● **Extrait à lire**:

Pour ceux qui ne sont pas familiers avec les neurosciences, ça risque d’être un choc. Les conclusions du livre écrit par Anil Seth, professeur de neurosciences cognitives et computationnelles, peuvent surprendre : nous ne percevons pas le monde, nous l’hallucinons. Il s’agit d’une hallucination contrôlée pour être plus exact. Contrôlée signifie que nous corrigeons en permanence cette hallucination. En fait, nous anticipons le monde, et nous vérifions nos anticipations.
C’est une véritable révolution copernicienne de l’esprit qui est proposé ici. Ni plus, ni moins.
Ne vous y trompez pas, il ne s’agit pas d’une posture métaphysique, c’est la conclusion des recherches actuelles sur le cerveau et c’est totalement raccord avec d’autres recherches telles que celles de Stanislas Dehaene. Les implications sont profondes et nombreuses.
Seth aborde le problème de la conscience sous l’angle de ce qu’il appelle le problème « réel » de la conscience, qui diffère du désormais célèbre problème « difficile » de la conscience formulé par le philosophe David Chalmers. Il s’agit concrètement d’expliquer la phénoménologie de notre monde intérieur, c’est-à-dire les bizarreries de nos « perceptions », comme les illusions d’optiques ou sonores (qui ne sont que la partie émergée de l’iceberg).

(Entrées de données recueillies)

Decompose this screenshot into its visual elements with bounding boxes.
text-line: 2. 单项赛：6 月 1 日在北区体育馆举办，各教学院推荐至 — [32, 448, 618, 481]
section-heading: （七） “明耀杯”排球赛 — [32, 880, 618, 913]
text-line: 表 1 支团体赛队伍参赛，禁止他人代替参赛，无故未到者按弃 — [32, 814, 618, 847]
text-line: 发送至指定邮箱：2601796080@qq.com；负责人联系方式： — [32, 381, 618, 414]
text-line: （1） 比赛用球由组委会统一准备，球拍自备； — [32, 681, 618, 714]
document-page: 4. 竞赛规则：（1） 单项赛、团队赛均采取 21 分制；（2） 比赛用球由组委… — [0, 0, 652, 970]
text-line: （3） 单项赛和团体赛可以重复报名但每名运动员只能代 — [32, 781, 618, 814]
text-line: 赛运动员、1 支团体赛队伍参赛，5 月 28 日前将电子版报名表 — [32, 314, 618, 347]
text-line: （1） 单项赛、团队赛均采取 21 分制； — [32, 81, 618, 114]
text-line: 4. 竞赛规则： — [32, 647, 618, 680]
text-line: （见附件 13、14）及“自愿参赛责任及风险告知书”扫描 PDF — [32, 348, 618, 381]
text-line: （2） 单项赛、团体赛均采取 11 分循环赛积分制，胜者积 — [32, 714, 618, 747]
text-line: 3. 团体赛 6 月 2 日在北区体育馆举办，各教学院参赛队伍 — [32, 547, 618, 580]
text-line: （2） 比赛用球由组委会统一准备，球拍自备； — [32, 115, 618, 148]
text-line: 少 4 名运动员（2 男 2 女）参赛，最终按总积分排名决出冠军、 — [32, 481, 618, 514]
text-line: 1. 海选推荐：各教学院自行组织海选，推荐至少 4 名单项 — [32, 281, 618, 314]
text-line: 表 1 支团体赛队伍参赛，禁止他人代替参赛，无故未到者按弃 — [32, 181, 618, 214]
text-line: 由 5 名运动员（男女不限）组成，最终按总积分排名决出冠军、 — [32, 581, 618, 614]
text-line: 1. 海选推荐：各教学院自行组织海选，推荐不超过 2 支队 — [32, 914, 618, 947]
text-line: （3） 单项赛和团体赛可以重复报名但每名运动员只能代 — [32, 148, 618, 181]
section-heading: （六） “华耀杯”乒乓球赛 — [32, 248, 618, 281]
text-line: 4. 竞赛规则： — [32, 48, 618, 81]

● **Problèmes et exercices**:
- a) Citez mot pour mot l'intégralité de l'extrait consacré au livre d'Anil Seth.
- b) Imprimez à l'identique chaque ligne de la liste de données, de la première à la dernière.
L'extrait et la liste n'ont aucun lien entre eux.

● **Réponses dans l'ordre**:
- a)
Pour ceux qui ne sont pas familiers avec les neurosciences, ça risque d’être un choc. Les conclusions du livre écrit par Anil Seth, professeur de neurosciences cognitives et computationnelles, peuvent surprendre : nous ne percevons pas le monde, nous l’hallucinons. Il s’agit d’une hallucination contrôlée pour être plus exact. Contrôlée signifie que nous corrigeons en permanence cette hallucination. En fait, nous anticipons le monde, et nous vérifions nos anticipations.
C’est une véritable révolution copernicienne de l’esprit qui est proposé ici. Ni plus, ni moins.
Ne vous y trompez pas, il ne s’agit pas d’une posture métaphysique, c’est la conclusion des recherches actuelles sur le cerveau et c’est totalement raccord avec d’autres recherches telles que celles de Stanislas Dehaene. Les implications sont profondes et nombreuses.
Seth aborde le problème de la conscience sous l’angle de ce qu’il appelle le problème « réel » de la conscience, qui diffère du désormais célèbre problème « difficile » de la conscience formulé par le philosophe David Chalmers. Il s’agit concrètement d’expliquer la phénoménologie de notre monde intérieur, c’est-à-dire les bizarreries de nos « perceptions », comme les illusions d’optiques ou sonores (qui ne sont que la partie émergée de l’iceberg).

- b)
Decompose this screenshot into its visual elements with bounding boxes.
text-line: 2. 单项赛：6 月 1 日在北区体育馆举办，各教学院推荐至 — [32, 448, 618, 481]
section-heading: （七） “明耀杯”排球赛 — [32, 880, 618, 913]
text-line: 表 1 支团体赛队伍参赛，禁止他人代替参赛，无故未到者按弃 — [32, 814, 618, 847]
text-line: 发送至指定邮箱：2601796080@qq.com；负责人联系方式： — [32, 381, 618, 414]
text-line: （1） 比赛用球由组委会统一准备，球拍自备； — [32, 681, 618, 714]
document-page: 4. 竞赛规则：（1） 单项赛、团队赛均采取 21 分制；（2） 比赛用球由组委… — [0, 0, 652, 970]
text-line: （3） 单项赛和团体赛可以重复报名但每名运动员只能代 — [32, 781, 618, 814]
text-line: 赛运动员、1 支团体赛队伍参赛，5 月 28 日前将电子版报名表 — [32, 314, 618, 347]
text-line: （1） 单项赛、团队赛均采取 21 分制； — [32, 81, 618, 114]
text-line: 4. 竞赛规则： — [32, 647, 618, 680]
text-line: （见附件 13、14）及“自愿参赛责任及风险告知书”扫描 PDF — [32, 348, 618, 381]
text-line: （2） 单项赛、团体赛均采取 11 分循环赛积分制，胜者积 — [32, 714, 618, 747]
text-line: 3. 团体赛 6 月 2 日在北区体育馆举办，各教学院参赛队伍 — [32, 547, 618, 580]
text-line: （2） 比赛用球由组委会统一准备，球拍自备； — [32, 115, 618, 148]
text-line: 少 4 名运动员（2 男 2 女）参赛，最终按总积分排名决出冠军、 — [32, 481, 618, 514]
text-line: 1. 海选推荐：各教学院自行组织海选，推荐至少 4 名单项 — [32, 281, 618, 314]
text-line: 表 1 支团体赛队伍参赛，禁止他人代替参赛，无故未到者按弃 — [32, 181, 618, 214]
text-line: 由 5 名运动员（男女不限）组成，最终按总积分排名决出冠军、 — [32, 581, 618, 614]
text-line: 1. 海选推荐：各教学院自行组织海选，推荐不超过 2 支队 — [32, 914, 618, 947]
text-line: （3） 单项赛和团体赛可以重复报名但每名运动员只能代 — [32, 148, 618, 181]
section-heading: （六） “华耀杯”乒乓球赛 — [32, 248, 618, 281]
text-line: 4. 竞赛规则： — [32, 48, 618, 81]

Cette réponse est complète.